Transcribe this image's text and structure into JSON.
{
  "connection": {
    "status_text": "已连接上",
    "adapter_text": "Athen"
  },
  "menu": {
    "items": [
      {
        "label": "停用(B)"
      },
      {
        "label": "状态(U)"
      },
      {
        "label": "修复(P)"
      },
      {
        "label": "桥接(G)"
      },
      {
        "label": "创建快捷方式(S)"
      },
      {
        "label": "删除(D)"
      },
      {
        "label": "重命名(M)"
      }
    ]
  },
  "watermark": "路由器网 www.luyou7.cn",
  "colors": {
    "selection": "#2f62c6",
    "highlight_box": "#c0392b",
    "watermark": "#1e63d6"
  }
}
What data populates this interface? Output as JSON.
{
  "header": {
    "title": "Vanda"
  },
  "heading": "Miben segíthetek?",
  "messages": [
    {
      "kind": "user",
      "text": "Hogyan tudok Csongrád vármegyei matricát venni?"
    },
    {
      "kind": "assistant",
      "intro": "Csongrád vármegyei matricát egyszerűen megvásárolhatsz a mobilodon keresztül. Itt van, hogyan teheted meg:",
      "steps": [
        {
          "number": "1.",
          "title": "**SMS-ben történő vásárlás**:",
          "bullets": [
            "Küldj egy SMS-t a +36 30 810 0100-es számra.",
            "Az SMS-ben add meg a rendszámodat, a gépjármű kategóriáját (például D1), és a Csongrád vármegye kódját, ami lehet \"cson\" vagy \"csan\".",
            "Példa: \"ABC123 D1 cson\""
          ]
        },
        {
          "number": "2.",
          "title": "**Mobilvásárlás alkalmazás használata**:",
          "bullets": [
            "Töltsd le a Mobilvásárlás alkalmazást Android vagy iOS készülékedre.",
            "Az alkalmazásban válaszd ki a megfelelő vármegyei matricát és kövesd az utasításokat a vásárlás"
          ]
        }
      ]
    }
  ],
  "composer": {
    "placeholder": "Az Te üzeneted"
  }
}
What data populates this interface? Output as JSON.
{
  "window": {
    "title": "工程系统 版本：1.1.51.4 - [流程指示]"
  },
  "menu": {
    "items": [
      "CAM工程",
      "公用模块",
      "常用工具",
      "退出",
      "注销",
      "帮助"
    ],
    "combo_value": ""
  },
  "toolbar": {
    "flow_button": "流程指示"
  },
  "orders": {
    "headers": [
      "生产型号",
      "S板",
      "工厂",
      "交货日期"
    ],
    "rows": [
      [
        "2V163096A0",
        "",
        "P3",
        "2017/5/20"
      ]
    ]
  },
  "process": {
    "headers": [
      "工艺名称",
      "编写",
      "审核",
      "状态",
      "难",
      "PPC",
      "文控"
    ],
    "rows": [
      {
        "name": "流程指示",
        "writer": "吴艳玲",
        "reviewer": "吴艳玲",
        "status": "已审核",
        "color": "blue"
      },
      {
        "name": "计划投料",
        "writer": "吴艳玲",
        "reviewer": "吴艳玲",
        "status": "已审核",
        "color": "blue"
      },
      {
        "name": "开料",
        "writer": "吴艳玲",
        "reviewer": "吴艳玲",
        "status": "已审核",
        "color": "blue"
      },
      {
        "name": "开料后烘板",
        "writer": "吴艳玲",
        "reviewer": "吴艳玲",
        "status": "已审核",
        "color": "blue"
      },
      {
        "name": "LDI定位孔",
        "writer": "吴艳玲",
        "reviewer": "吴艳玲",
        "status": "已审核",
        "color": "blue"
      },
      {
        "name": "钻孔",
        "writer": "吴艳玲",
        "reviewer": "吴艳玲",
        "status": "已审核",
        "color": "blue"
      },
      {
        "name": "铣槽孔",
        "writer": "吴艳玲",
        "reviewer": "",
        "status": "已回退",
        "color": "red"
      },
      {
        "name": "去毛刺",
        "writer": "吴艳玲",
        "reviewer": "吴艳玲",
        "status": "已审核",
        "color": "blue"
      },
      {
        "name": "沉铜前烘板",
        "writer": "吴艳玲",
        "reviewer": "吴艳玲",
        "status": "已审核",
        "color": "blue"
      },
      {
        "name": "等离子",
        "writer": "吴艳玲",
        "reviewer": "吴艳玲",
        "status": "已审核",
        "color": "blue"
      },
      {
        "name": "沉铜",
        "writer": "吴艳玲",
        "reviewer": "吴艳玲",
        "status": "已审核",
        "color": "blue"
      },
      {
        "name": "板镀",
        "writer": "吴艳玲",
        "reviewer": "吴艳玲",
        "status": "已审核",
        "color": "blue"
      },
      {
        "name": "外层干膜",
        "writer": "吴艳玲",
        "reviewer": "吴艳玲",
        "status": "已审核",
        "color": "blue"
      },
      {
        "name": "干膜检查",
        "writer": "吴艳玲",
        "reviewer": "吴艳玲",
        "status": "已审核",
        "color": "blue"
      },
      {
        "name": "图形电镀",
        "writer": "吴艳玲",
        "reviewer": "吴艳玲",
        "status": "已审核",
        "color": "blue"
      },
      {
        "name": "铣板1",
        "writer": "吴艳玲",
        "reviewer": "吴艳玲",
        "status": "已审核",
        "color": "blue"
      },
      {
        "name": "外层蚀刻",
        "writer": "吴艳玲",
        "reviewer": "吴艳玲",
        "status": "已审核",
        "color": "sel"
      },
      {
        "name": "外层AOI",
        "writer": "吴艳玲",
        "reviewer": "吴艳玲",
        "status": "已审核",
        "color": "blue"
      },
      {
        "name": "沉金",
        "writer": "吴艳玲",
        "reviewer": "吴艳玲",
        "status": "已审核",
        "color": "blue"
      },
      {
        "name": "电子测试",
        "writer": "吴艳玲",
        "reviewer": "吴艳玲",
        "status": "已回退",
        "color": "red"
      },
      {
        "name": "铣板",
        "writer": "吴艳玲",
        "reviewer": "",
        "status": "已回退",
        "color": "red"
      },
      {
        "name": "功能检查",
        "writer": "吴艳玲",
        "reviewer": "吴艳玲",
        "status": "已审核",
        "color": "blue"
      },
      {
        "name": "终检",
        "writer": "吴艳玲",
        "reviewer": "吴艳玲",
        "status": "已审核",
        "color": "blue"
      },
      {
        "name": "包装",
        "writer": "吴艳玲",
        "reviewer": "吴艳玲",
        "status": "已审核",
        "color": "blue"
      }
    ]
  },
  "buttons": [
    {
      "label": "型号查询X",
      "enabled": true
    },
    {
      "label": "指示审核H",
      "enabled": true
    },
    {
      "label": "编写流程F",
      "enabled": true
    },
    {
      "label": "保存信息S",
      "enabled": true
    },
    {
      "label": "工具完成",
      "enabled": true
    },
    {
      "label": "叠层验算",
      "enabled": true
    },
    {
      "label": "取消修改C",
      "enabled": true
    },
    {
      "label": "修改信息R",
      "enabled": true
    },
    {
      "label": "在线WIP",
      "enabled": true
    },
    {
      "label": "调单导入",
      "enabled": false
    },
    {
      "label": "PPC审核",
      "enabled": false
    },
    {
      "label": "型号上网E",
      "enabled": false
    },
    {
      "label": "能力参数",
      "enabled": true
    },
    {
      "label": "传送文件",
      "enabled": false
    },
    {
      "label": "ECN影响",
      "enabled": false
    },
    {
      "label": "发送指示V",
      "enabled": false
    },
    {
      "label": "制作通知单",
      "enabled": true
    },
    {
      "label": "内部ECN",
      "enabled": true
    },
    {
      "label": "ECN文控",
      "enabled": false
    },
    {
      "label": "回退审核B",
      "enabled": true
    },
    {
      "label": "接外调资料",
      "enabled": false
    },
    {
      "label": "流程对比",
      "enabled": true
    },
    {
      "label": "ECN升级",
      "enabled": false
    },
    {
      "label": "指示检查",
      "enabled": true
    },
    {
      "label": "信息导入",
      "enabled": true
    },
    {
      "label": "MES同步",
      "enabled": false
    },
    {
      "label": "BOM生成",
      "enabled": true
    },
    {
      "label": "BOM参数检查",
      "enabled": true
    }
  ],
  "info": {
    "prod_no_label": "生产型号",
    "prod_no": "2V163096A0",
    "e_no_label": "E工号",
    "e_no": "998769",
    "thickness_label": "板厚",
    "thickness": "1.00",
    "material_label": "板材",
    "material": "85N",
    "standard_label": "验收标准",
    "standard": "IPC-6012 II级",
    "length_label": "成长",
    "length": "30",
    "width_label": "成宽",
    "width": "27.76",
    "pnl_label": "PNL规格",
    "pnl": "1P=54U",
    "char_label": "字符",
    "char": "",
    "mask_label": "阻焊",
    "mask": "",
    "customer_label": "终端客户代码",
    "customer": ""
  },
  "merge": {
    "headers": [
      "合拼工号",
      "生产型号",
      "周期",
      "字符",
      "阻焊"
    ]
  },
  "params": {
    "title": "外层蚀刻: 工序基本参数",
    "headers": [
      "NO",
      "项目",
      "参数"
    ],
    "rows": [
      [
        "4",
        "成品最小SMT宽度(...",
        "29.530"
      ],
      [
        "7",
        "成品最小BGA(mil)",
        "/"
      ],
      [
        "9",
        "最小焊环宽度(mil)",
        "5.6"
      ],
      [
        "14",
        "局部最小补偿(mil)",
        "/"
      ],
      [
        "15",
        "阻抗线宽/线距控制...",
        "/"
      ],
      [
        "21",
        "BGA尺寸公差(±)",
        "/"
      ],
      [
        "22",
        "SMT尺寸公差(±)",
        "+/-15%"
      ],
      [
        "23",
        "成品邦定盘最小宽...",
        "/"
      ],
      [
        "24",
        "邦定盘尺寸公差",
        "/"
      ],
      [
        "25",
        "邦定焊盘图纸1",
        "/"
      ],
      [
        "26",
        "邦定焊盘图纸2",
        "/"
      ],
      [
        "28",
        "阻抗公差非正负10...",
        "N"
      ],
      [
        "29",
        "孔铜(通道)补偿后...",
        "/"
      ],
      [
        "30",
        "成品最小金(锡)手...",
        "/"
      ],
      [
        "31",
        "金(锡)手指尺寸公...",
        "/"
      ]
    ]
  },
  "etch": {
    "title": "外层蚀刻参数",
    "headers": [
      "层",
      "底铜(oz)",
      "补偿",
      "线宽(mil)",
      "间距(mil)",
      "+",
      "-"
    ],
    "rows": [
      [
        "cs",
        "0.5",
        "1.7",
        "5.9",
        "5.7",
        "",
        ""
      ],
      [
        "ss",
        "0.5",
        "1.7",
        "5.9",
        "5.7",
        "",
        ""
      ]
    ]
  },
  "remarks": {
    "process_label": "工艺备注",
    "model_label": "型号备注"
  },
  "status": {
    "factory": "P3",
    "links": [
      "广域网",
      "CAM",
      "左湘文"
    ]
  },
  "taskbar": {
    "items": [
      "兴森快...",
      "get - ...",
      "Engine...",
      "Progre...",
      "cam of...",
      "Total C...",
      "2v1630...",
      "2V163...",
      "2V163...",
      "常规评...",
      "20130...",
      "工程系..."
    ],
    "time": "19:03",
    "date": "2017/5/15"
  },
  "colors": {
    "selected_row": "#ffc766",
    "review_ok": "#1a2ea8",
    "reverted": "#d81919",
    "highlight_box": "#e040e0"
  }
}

### OBJECTIVE
Tally up how many lines in the preceding listing contain the word "title". Give nothing but the number.

### THE ANSWER
6